*Your task*:
Word for word, print each line of the listing below; pictures stay out.

>> START

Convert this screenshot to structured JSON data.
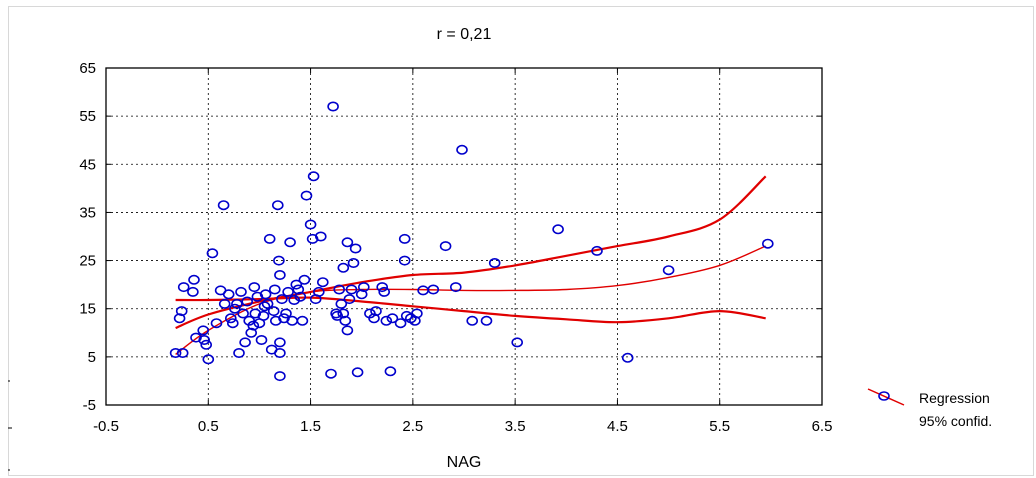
{
  "chart_data": {
    "type": "scatter",
    "title": "r = 0,21",
    "xlabel": "NAG",
    "ylabel": "",
    "xlim": [
      -0.5,
      6.5
    ],
    "ylim": [
      -5,
      65
    ],
    "xticks": [
      "-0.5",
      "0.5",
      "1.5",
      "2.5",
      "3.5",
      "4.5",
      "5.5",
      "6.5"
    ],
    "yticks": [
      "-5",
      "5",
      "15",
      "25",
      "35",
      "45",
      "55",
      "65"
    ],
    "grid": true,
    "legend": [
      "Regression",
      "95% confid."
    ],
    "legend_position": "right",
    "colors": {
      "points": "#0000cc",
      "regression": "#e00000"
    },
    "points": [
      [
        0.18,
        5.8
      ],
      [
        0.25,
        5.8
      ],
      [
        0.22,
        13
      ],
      [
        0.24,
        14.5
      ],
      [
        0.26,
        19.5
      ],
      [
        0.35,
        18.5
      ],
      [
        0.36,
        21
      ],
      [
        0.38,
        9
      ],
      [
        0.45,
        10.5
      ],
      [
        0.46,
        8.5
      ],
      [
        0.48,
        7.5
      ],
      [
        0.5,
        4.5
      ],
      [
        0.54,
        26.5
      ],
      [
        0.58,
        12
      ],
      [
        0.62,
        18.8
      ],
      [
        0.65,
        36.5
      ],
      [
        0.66,
        16
      ],
      [
        0.7,
        18
      ],
      [
        0.72,
        13
      ],
      [
        0.74,
        12
      ],
      [
        0.76,
        15
      ],
      [
        0.78,
        16
      ],
      [
        0.8,
        5.8
      ],
      [
        0.82,
        18.5
      ],
      [
        0.84,
        14
      ],
      [
        0.86,
        8
      ],
      [
        0.88,
        16.5
      ],
      [
        0.9,
        12.5
      ],
      [
        0.92,
        10
      ],
      [
        0.94,
        11.5
      ],
      [
        0.95,
        19.5
      ],
      [
        0.96,
        14
      ],
      [
        0.98,
        17.5
      ],
      [
        1.0,
        12
      ],
      [
        1.02,
        8.5
      ],
      [
        1.04,
        13.5
      ],
      [
        1.05,
        15.5
      ],
      [
        1.06,
        18
      ],
      [
        1.08,
        16
      ],
      [
        1.1,
        29.5
      ],
      [
        1.12,
        6.5
      ],
      [
        1.14,
        14.5
      ],
      [
        1.15,
        19
      ],
      [
        1.16,
        12.5
      ],
      [
        1.18,
        36.5
      ],
      [
        1.19,
        25
      ],
      [
        1.2,
        22
      ],
      [
        1.2,
        8
      ],
      [
        1.2,
        5.8
      ],
      [
        1.2,
        1
      ],
      [
        1.22,
        17
      ],
      [
        1.24,
        13
      ],
      [
        1.26,
        14
      ],
      [
        1.28,
        18.5
      ],
      [
        1.3,
        28.8
      ],
      [
        1.32,
        12.5
      ],
      [
        1.34,
        16.8
      ],
      [
        1.36,
        20
      ],
      [
        1.38,
        19
      ],
      [
        1.4,
        17.5
      ],
      [
        1.42,
        12.5
      ],
      [
        1.44,
        21
      ],
      [
        1.46,
        38.5
      ],
      [
        1.5,
        32.5
      ],
      [
        1.52,
        29.5
      ],
      [
        1.53,
        42.5
      ],
      [
        1.55,
        17
      ],
      [
        1.58,
        18.5
      ],
      [
        1.6,
        30
      ],
      [
        1.62,
        20.5
      ],
      [
        1.7,
        1.5
      ],
      [
        1.72,
        57
      ],
      [
        1.75,
        14
      ],
      [
        1.76,
        13.5
      ],
      [
        1.78,
        19
      ],
      [
        1.8,
        16
      ],
      [
        1.82,
        23.5
      ],
      [
        1.82,
        14
      ],
      [
        1.84,
        12.5
      ],
      [
        1.86,
        10.5
      ],
      [
        1.86,
        28.8
      ],
      [
        1.88,
        17
      ],
      [
        1.9,
        19
      ],
      [
        1.92,
        24.5
      ],
      [
        1.94,
        27.5
      ],
      [
        1.96,
        1.8
      ],
      [
        2.0,
        18
      ],
      [
        2.02,
        19.5
      ],
      [
        2.08,
        14
      ],
      [
        2.12,
        13
      ],
      [
        2.14,
        14.5
      ],
      [
        2.2,
        19.5
      ],
      [
        2.22,
        18.5
      ],
      [
        2.24,
        12.5
      ],
      [
        2.28,
        2
      ],
      [
        2.3,
        13
      ],
      [
        2.38,
        12
      ],
      [
        2.42,
        25
      ],
      [
        2.42,
        29.5
      ],
      [
        2.44,
        13.5
      ],
      [
        2.48,
        13
      ],
      [
        2.52,
        12.5
      ],
      [
        2.54,
        14
      ],
      [
        2.6,
        18.8
      ],
      [
        2.7,
        19
      ],
      [
        2.82,
        28
      ],
      [
        2.92,
        19.5
      ],
      [
        2.98,
        48
      ],
      [
        3.08,
        12.5
      ],
      [
        3.22,
        12.5
      ],
      [
        3.3,
        24.5
      ],
      [
        3.52,
        8
      ],
      [
        3.92,
        31.5
      ],
      [
        4.3,
        27
      ],
      [
        4.6,
        4.8
      ],
      [
        5.0,
        23
      ],
      [
        5.97,
        28.5
      ]
    ],
    "regression_curve": [
      [
        0.18,
        5.5
      ],
      [
        0.5,
        10.5
      ],
      [
        1.0,
        16
      ],
      [
        1.5,
        18.5
      ],
      [
        2.0,
        19
      ],
      [
        2.5,
        19
      ],
      [
        3.0,
        18.8
      ],
      [
        3.5,
        18.8
      ],
      [
        4.0,
        19
      ],
      [
        4.5,
        19.8
      ],
      [
        5.0,
        21.5
      ],
      [
        5.5,
        24
      ],
      [
        5.95,
        28
      ]
    ],
    "confidence_upper": [
      [
        0.18,
        11
      ],
      [
        0.5,
        13.8
      ],
      [
        1.0,
        16.5
      ],
      [
        1.5,
        18.5
      ],
      [
        2.0,
        20.5
      ],
      [
        2.5,
        22
      ],
      [
        3.0,
        22.5
      ],
      [
        3.5,
        24
      ],
      [
        4.0,
        26
      ],
      [
        4.5,
        28
      ],
      [
        5.0,
        30
      ],
      [
        5.5,
        33.5
      ],
      [
        5.95,
        42.5
      ]
    ],
    "confidence_lower": [
      [
        0.18,
        16.8
      ],
      [
        0.5,
        16.8
      ],
      [
        1.0,
        17
      ],
      [
        1.5,
        17.3
      ],
      [
        2.0,
        16.5
      ],
      [
        2.5,
        15.5
      ],
      [
        3.0,
        14.5
      ],
      [
        3.5,
        13.5
      ],
      [
        4.0,
        12.8
      ],
      [
        4.5,
        12.2
      ],
      [
        5.0,
        13
      ],
      [
        5.5,
        14.5
      ],
      [
        5.95,
        13
      ]
    ]
  }
}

>> END

*Exercise answer*:
Convert this screenshot to structured JSON data.
{
  "chart_data": {
    "type": "scatter",
    "title": "r = 0,21",
    "xlabel": "NAG",
    "ylabel": "",
    "xlim": [
      -0.5,
      6.5
    ],
    "ylim": [
      -5,
      65
    ],
    "xticks": [
      "-0.5",
      "0.5",
      "1.5",
      "2.5",
      "3.5",
      "4.5",
      "5.5",
      "6.5"
    ],
    "yticks": [
      "-5",
      "5",
      "15",
      "25",
      "35",
      "45",
      "55",
      "65"
    ],
    "grid": true,
    "legend": [
      "Regression",
      "95% confid."
    ],
    "legend_position": "right",
    "colors": {
      "points": "#0000cc",
      "regression": "#e00000"
    },
    "points": [
      [
        0.18,
        5.8
      ],
      [
        0.25,
        5.8
      ],
      [
        0.22,
        13
      ],
      [
        0.24,
        14.5
      ],
      [
        0.26,
        19.5
      ],
      [
        0.35,
        18.5
      ],
      [
        0.36,
        21
      ],
      [
        0.38,
        9
      ],
      [
        0.45,
        10.5
      ],
      [
        0.46,
        8.5
      ],
      [
        0.48,
        7.5
      ],
      [
        0.5,
        4.5
      ],
      [
        0.54,
        26.5
      ],
      [
        0.58,
        12
      ],
      [
        0.62,
        18.8
      ],
      [
        0.65,
        36.5
      ],
      [
        0.66,
        16
      ],
      [
        0.7,
        18
      ],
      [
        0.72,
        13
      ],
      [
        0.74,
        12
      ],
      [
        0.76,
        15
      ],
      [
        0.78,
        16
      ],
      [
        0.8,
        5.8
      ],
      [
        0.82,
        18.5
      ],
      [
        0.84,
        14
      ],
      [
        0.86,
        8
      ],
      [
        0.88,
        16.5
      ],
      [
        0.9,
        12.5
      ],
      [
        0.92,
        10
      ],
      [
        0.94,
        11.5
      ],
      [
        0.95,
        19.5
      ],
      [
        0.96,
        14
      ],
      [
        0.98,
        17.5
      ],
      [
        1.0,
        12
      ],
      [
        1.02,
        8.5
      ],
      [
        1.04,
        13.5
      ],
      [
        1.05,
        15.5
      ],
      [
        1.06,
        18
      ],
      [
        1.08,
        16
      ],
      [
        1.1,
        29.5
      ],
      [
        1.12,
        6.5
      ],
      [
        1.14,
        14.5
      ],
      [
        1.15,
        19
      ],
      [
        1.16,
        12.5
      ],
      [
        1.18,
        36.5
      ],
      [
        1.19,
        25
      ],
      [
        1.2,
        22
      ],
      [
        1.2,
        8
      ],
      [
        1.2,
        5.8
      ],
      [
        1.2,
        1
      ],
      [
        1.22,
        17
      ],
      [
        1.24,
        13
      ],
      [
        1.26,
        14
      ],
      [
        1.28,
        18.5
      ],
      [
        1.3,
        28.8
      ],
      [
        1.32,
        12.5
      ],
      [
        1.34,
        16.8
      ],
      [
        1.36,
        20
      ],
      [
        1.38,
        19
      ],
      [
        1.4,
        17.5
      ],
      [
        1.42,
        12.5
      ],
      [
        1.44,
        21
      ],
      [
        1.46,
        38.5
      ],
      [
        1.5,
        32.5
      ],
      [
        1.52,
        29.5
      ],
      [
        1.53,
        42.5
      ],
      [
        1.55,
        17
      ],
      [
        1.58,
        18.5
      ],
      [
        1.6,
        30
      ],
      [
        1.62,
        20.5
      ],
      [
        1.7,
        1.5
      ],
      [
        1.72,
        57
      ],
      [
        1.75,
        14
      ],
      [
        1.76,
        13.5
      ],
      [
        1.78,
        19
      ],
      [
        1.8,
        16
      ],
      [
        1.82,
        23.5
      ],
      [
        1.82,
        14
      ],
      [
        1.84,
        12.5
      ],
      [
        1.86,
        10.5
      ],
      [
        1.86,
        28.8
      ],
      [
        1.88,
        17
      ],
      [
        1.9,
        19
      ],
      [
        1.92,
        24.5
      ],
      [
        1.94,
        27.5
      ],
      [
        1.96,
        1.8
      ],
      [
        2.0,
        18
      ],
      [
        2.02,
        19.5
      ],
      [
        2.08,
        14
      ],
      [
        2.12,
        13
      ],
      [
        2.14,
        14.5
      ],
      [
        2.2,
        19.5
      ],
      [
        2.22,
        18.5
      ],
      [
        2.24,
        12.5
      ],
      [
        2.28,
        2
      ],
      [
        2.3,
        13
      ],
      [
        2.38,
        12
      ],
      [
        2.42,
        25
      ],
      [
        2.42,
        29.5
      ],
      [
        2.44,
        13.5
      ],
      [
        2.48,
        13
      ],
      [
        2.52,
        12.5
      ],
      [
        2.54,
        14
      ],
      [
        2.6,
        18.8
      ],
      [
        2.7,
        19
      ],
      [
        2.82,
        28
      ],
      [
        2.92,
        19.5
      ],
      [
        2.98,
        48
      ],
      [
        3.08,
        12.5
      ],
      [
        3.22,
        12.5
      ],
      [
        3.3,
        24.5
      ],
      [
        3.52,
        8
      ],
      [
        3.92,
        31.5
      ],
      [
        4.3,
        27
      ],
      [
        4.6,
        4.8
      ],
      [
        5.0,
        23
      ],
      [
        5.97,
        28.5
      ]
    ],
    "regression_curve": [
      [
        0.18,
        5.5
      ],
      [
        0.5,
        10.5
      ],
      [
        1.0,
        16
      ],
      [
        1.5,
        18.5
      ],
      [
        2.0,
        19
      ],
      [
        2.5,
        19
      ],
      [
        3.0,
        18.8
      ],
      [
        3.5,
        18.8
      ],
      [
        4.0,
        19
      ],
      [
        4.5,
        19.8
      ],
      [
        5.0,
        21.5
      ],
      [
        5.5,
        24
      ],
      [
        5.95,
        28
      ]
    ],
    "confidence_upper": [
      [
        0.18,
        11
      ],
      [
        0.5,
        13.8
      ],
      [
        1.0,
        16.5
      ],
      [
        1.5,
        18.5
      ],
      [
        2.0,
        20.5
      ],
      [
        2.5,
        22
      ],
      [
        3.0,
        22.5
      ],
      [
        3.5,
        24
      ],
      [
        4.0,
        26
      ],
      [
        4.5,
        28
      ],
      [
        5.0,
        30
      ],
      [
        5.5,
        33.5
      ],
      [
        5.95,
        42.5
      ]
    ],
    "confidence_lower": [
      [
        0.18,
        16.8
      ],
      [
        0.5,
        16.8
      ],
      [
        1.0,
        17
      ],
      [
        1.5,
        17.3
      ],
      [
        2.0,
        16.5
      ],
      [
        2.5,
        15.5
      ],
      [
        3.0,
        14.5
      ],
      [
        3.5,
        13.5
      ],
      [
        4.0,
        12.8
      ],
      [
        4.5,
        12.2
      ],
      [
        5.0,
        13
      ],
      [
        5.5,
        14.5
      ],
      [
        5.95,
        13
      ]
    ]
  }
}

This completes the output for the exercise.